=== WHAT THIS TASK INVOLVES ===
State how many lines in these records contain the word "title", and nothing else.

Data items:
━━━━━━━━

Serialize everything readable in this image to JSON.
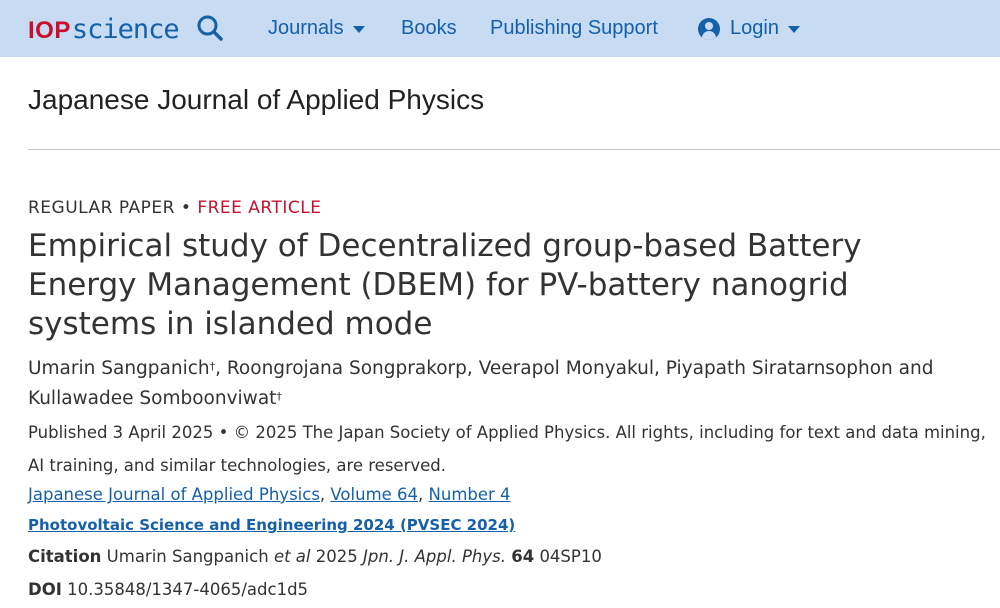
{
  "header": {
    "logo_iop": "IOP",
    "logo_science": "science",
    "nav": {
      "journals": "Journals",
      "books": "Books",
      "publishing_support": "Publishing Support",
      "login": "Login"
    }
  },
  "journal": {
    "title": "Japanese Journal of Applied Physics"
  },
  "article": {
    "type": "REGULAR PAPER",
    "separator": "•",
    "access": "FREE ARTICLE",
    "title": "Empirical study of Decentralized group-based Battery Energy Management (DBEM) for PV-battery nanogrid systems in islanded mode",
    "authors": [
      {
        "name": "Umarin Sangpanich",
        "mark": "†",
        "after": ", "
      },
      {
        "name": "Roongrojana Songprakorp",
        "mark": "",
        "after": ", "
      },
      {
        "name": "Veerapol Monyakul",
        "mark": "",
        "after": ", "
      },
      {
        "name": "Piyapath Siratarnsophon",
        "mark": "",
        "after": " and "
      },
      {
        "name": "Kullawadee Somboonviwat",
        "mark": "†",
        "after": ""
      }
    ],
    "published": "Published 3 April 2025 • © 2025 The Japan Society of Applied Physics. All rights, including for text and data mining, AI training, and similar technologies, are reserved.",
    "journal_link": "Japanese Journal of Applied Physics",
    "volume_link": "Volume 64",
    "number_link": "Number 4",
    "link_separator": ", ",
    "conference_link": "Photovoltaic Science and Engineering 2024 (PVSEC 2024)",
    "citation": {
      "label": "Citation",
      "authors": "Umarin Sangpanich",
      "etal": "et al",
      "year": "2025",
      "journal_abbrev": "Jpn. J. Appl. Phys.",
      "volume": "64",
      "article_no": "04SP10"
    },
    "doi": {
      "label": "DOI",
      "value": "10.35848/1347-4065/adc1d5"
    }
  },
  "colors": {
    "topbar": "#c7dbf2",
    "link": "#1560a8",
    "accent_red": "#c8102e"
  }
}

━━━━━━━━

=== OUTPUT FOR THIS EXERCISE ===
2